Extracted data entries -
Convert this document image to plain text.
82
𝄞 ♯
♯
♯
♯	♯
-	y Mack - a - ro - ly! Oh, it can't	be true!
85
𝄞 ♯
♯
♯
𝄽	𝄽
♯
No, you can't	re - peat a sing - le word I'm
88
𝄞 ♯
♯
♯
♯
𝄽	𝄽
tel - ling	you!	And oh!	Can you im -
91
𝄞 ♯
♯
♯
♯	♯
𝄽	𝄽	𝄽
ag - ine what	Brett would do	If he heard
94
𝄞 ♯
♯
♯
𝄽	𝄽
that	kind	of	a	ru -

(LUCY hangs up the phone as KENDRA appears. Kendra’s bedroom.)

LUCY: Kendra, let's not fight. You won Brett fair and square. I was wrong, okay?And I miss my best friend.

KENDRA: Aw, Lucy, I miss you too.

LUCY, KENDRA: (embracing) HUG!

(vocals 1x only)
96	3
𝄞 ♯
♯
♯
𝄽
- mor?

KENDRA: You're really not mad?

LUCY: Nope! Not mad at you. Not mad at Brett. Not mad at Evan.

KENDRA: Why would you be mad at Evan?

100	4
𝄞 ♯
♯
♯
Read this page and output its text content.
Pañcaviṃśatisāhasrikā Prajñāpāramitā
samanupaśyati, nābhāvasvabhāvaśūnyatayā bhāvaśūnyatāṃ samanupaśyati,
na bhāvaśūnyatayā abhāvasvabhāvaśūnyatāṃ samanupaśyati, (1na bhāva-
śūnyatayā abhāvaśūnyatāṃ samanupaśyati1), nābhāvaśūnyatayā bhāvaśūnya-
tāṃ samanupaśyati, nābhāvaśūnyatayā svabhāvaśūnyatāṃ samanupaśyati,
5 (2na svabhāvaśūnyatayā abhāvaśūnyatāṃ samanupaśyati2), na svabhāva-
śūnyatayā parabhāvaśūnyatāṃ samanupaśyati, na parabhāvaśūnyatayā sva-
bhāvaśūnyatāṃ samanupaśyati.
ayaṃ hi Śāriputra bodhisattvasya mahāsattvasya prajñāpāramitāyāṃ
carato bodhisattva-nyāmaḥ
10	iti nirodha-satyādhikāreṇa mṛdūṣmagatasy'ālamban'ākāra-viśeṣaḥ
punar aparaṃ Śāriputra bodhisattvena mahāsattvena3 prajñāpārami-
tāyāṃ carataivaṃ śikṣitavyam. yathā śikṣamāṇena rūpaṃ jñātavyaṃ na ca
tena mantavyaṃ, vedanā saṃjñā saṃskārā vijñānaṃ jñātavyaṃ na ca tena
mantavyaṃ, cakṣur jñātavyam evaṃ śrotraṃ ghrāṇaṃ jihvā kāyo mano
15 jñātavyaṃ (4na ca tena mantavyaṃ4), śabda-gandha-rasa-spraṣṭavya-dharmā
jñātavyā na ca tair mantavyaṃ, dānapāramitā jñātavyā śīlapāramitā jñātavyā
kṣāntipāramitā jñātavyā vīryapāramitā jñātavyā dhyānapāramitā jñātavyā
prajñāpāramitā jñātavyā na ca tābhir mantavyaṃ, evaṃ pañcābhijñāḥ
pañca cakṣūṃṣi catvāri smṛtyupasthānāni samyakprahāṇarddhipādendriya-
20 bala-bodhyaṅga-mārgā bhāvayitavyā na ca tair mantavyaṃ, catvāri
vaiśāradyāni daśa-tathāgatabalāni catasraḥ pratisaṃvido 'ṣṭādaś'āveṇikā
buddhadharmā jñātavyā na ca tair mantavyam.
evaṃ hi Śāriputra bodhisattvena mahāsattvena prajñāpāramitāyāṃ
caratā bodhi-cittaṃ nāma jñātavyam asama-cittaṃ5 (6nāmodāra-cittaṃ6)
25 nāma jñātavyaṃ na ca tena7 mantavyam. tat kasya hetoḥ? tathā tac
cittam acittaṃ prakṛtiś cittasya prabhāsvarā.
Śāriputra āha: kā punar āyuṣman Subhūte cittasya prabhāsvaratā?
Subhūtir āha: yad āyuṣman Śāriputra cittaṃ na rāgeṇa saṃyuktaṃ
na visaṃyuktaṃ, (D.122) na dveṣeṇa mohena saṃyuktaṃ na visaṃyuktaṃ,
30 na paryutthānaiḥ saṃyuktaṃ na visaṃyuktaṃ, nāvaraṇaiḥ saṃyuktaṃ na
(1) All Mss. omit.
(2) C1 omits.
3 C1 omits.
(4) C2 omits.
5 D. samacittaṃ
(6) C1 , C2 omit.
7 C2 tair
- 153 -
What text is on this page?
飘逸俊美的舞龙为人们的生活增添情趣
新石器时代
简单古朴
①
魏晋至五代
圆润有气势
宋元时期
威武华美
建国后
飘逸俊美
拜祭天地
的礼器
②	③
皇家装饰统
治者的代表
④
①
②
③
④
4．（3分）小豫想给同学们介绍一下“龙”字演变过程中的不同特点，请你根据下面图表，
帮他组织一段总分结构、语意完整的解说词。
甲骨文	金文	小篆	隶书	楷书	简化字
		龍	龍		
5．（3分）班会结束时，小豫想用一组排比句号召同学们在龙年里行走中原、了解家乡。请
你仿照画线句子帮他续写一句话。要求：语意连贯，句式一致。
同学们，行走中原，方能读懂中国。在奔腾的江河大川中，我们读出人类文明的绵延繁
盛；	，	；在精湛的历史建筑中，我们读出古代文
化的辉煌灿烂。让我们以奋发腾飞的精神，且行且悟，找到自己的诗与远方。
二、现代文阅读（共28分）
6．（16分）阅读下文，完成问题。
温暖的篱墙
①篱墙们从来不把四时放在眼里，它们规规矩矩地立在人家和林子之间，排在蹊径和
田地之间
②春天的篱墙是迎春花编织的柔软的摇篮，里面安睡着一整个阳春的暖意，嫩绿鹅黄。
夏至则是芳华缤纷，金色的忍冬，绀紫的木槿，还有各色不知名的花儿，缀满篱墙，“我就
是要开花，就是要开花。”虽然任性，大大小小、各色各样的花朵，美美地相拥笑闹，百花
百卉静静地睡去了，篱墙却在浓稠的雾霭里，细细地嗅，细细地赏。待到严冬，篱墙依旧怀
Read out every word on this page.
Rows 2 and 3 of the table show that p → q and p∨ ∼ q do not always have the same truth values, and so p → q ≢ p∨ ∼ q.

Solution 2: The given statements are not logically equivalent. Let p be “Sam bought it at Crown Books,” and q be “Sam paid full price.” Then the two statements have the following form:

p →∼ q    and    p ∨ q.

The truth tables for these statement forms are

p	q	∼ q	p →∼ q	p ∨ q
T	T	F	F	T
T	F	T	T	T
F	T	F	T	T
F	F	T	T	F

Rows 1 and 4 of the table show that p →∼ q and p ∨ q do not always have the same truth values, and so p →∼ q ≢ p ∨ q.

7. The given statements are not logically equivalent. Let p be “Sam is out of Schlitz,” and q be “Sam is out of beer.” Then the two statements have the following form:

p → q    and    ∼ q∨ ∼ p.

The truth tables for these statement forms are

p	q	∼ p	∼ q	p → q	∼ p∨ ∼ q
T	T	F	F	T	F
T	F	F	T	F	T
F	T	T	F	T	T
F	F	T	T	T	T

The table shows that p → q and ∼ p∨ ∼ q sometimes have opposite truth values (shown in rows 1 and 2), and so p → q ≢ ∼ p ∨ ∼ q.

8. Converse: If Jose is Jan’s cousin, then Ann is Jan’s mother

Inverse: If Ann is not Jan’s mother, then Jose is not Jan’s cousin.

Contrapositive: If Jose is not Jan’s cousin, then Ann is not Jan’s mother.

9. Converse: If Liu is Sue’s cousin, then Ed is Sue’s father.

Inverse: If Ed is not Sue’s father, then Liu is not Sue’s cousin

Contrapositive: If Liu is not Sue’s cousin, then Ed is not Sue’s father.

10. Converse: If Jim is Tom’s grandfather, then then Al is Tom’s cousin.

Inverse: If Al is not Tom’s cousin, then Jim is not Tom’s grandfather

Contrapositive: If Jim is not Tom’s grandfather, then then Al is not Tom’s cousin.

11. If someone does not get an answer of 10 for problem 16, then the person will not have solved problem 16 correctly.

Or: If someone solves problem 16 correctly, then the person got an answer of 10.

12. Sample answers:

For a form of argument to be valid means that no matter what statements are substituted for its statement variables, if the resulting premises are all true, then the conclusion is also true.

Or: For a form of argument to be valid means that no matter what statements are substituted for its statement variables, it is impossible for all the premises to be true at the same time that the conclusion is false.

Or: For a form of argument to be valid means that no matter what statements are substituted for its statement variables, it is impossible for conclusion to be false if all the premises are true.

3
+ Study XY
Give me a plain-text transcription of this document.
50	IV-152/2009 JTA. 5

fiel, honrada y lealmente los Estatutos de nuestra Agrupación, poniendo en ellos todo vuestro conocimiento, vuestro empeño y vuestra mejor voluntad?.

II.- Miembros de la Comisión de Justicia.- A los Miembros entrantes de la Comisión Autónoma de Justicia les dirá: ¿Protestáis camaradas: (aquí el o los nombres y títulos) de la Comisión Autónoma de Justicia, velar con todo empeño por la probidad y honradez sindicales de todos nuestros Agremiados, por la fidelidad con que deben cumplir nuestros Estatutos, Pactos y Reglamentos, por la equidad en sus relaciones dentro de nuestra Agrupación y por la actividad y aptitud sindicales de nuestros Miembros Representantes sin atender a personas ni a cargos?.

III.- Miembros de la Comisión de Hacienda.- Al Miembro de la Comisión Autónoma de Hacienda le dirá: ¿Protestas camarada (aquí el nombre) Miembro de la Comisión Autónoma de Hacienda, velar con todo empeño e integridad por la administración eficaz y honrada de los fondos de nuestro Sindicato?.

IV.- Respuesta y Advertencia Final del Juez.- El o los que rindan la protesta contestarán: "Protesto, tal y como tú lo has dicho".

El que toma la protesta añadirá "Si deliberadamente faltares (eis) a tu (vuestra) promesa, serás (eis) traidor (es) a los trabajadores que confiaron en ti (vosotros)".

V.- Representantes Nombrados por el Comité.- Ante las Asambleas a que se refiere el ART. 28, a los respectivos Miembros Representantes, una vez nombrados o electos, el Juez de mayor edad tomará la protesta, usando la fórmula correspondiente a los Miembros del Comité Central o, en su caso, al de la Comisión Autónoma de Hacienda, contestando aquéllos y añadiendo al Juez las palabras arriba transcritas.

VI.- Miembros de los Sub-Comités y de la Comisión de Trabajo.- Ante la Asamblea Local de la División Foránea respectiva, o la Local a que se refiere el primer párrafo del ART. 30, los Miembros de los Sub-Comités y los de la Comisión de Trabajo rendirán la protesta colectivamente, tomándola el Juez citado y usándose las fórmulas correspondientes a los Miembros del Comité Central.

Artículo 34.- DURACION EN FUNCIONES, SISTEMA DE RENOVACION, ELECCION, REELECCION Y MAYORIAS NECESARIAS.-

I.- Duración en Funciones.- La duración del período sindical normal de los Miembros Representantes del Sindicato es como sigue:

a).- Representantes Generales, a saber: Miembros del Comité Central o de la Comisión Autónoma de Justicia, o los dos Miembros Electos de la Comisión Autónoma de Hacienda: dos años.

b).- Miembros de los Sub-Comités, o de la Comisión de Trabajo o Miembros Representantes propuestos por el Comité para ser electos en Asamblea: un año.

Written request -
Of all the lines in the listing above, how many contain the word "Śāriputra"? Answer with the number alone.

Complete answer -
5